• [Recorded data]:
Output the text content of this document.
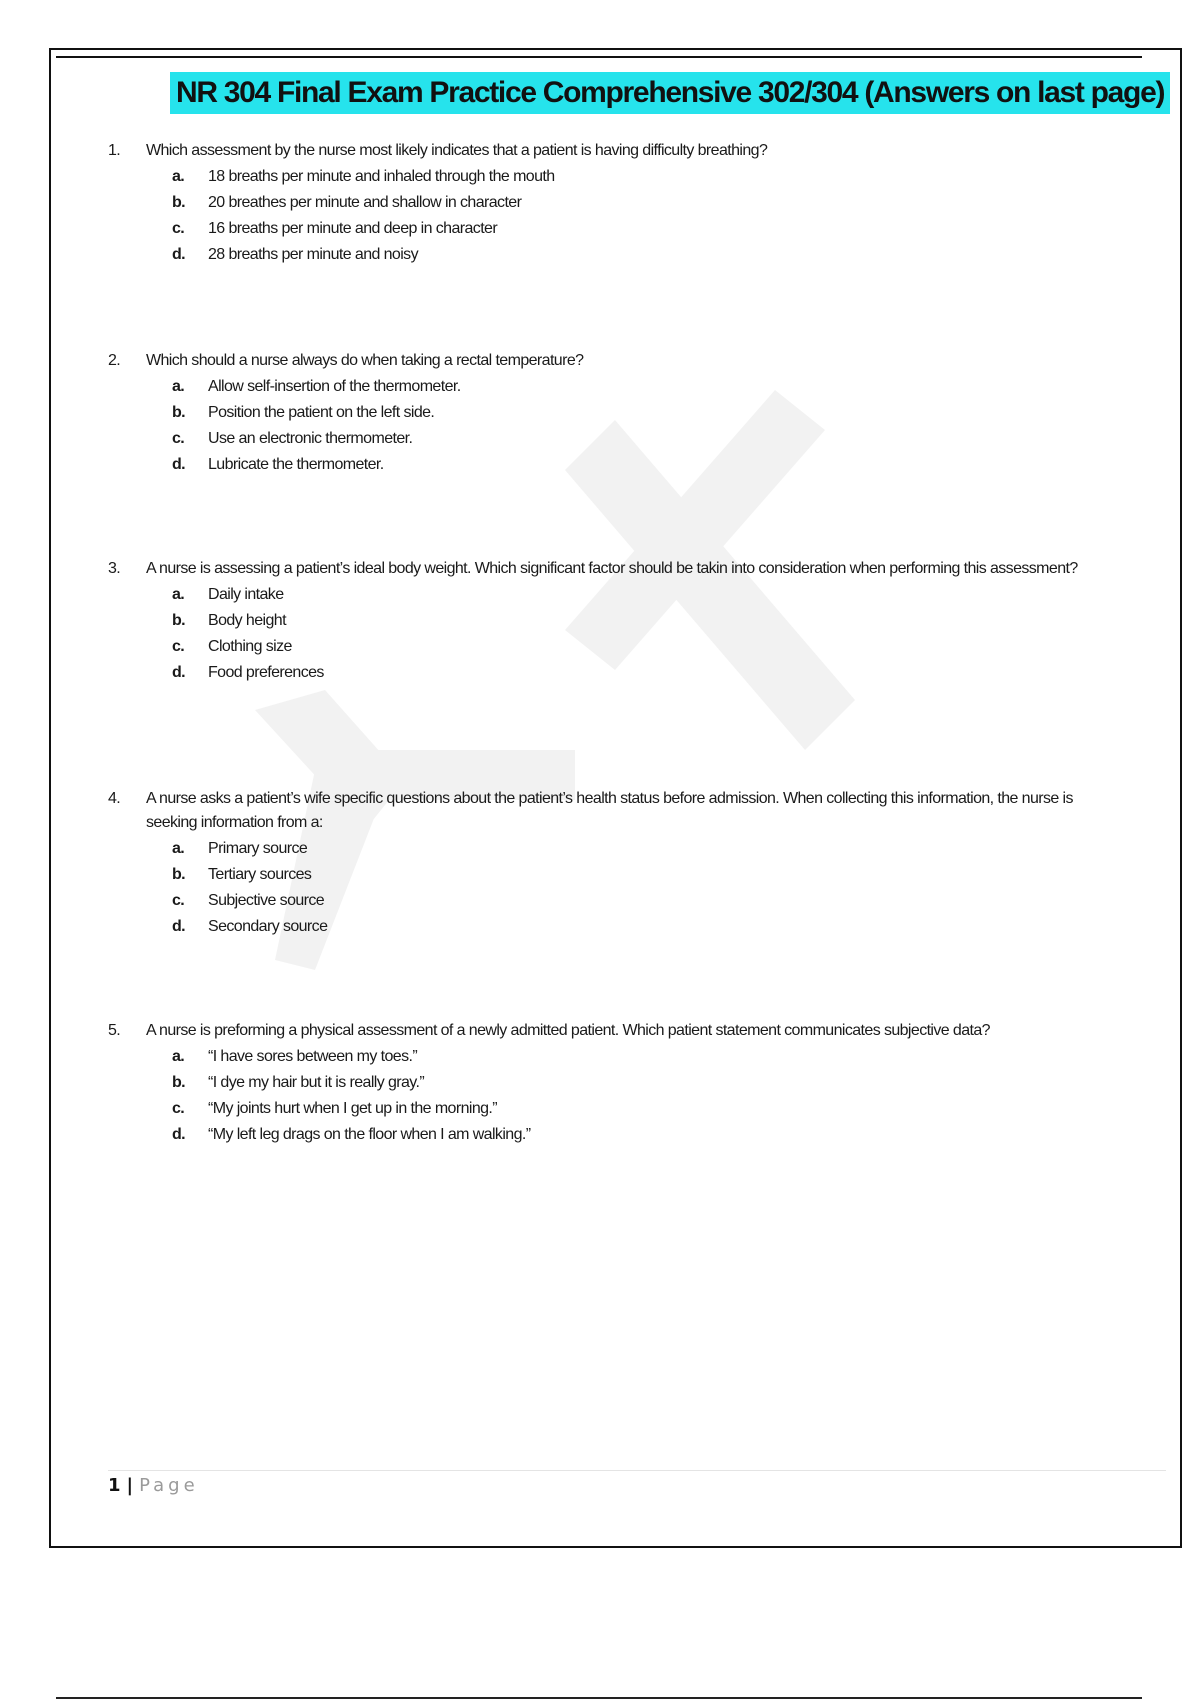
NR 304 Final Exam Practice Comprehensive 302/304 (Answers on last page)
1.	Which assessment by the nurse most likely indicates that a patient is having difficulty breathing?
a.	18 breaths per minute and inhaled through the mouth
b.	20 breathes per minute and shallow in character
c.	16 breaths per minute and deep in character
d.	28 breaths per minute and noisy
2.	Which should a nurse always do when taking a rectal temperature?
a.	Allow self-insertion of the thermometer.
b.	Position the patient on the left side.
c.	Use an electronic thermometer.
d.	Lubricate the thermometer.
3.	A nurse is assessing a patient’s ideal body weight. Which significant factor should be takin into consideration when performing this assessment?
a.	Daily intake
b.	Body height
c.	Clothing size
d.	Food preferences
4.	A nurse asks a patient’s wife specific questions about the patient’s health status before admission. When collecting this information, the nurse is seeking information from a:
a.	Primary source
b.	Tertiary sources
c.	Subjective source
d.	Secondary source
5.	A nurse is preforming a physical assessment of a newly admitted patient. Which patient statement communicates subjective data?
a.	“I have sores between my toes.”
b.	“I dye my hair but it is really gray.”
c.	“My joints hurt when I get up in the morning.”
d.	“My left leg drags on the floor when I am walking.”
1 | Page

• [Required work]: Copy all of the entries verbatim, leaving out any pictures they contain.

• [Solution to the problem]:
Output the text content of this document.
NR 304 Final Exam Practice Comprehensive 302/304 (Answers on last page)
1.	Which assessment by the nurse most likely indicates that a patient is having difficulty breathing?
a.	18 breaths per minute and inhaled through the mouth
b.	20 breathes per minute and shallow in character
c.	16 breaths per minute and deep in character
d.	28 breaths per minute and noisy
2.	Which should a nurse always do when taking a rectal temperature?
a.	Allow self-insertion of the thermometer.
b.	Position the patient on the left side.
c.	Use an electronic thermometer.
d.	Lubricate the thermometer.
3.	A nurse is assessing a patient’s ideal body weight. Which significant factor should be takin into consideration when performing this assessment?
a.	Daily intake
b.	Body height
c.	Clothing size
d.	Food preferences
4.	A nurse asks a patient’s wife specific questions about the patient’s health status before admission. When collecting this information, the nurse is seeking information from a:
a.	Primary source
b.	Tertiary sources
c.	Subjective source
d.	Secondary source
5.	A nurse is preforming a physical assessment of a newly admitted patient. Which patient statement communicates subjective data?
a.	“I have sores between my toes.”
b.	“I dye my hair but it is really gray.”
c.	“My joints hurt when I get up in the morning.”
d.	“My left leg drags on the floor when I am walking.”
1 | Page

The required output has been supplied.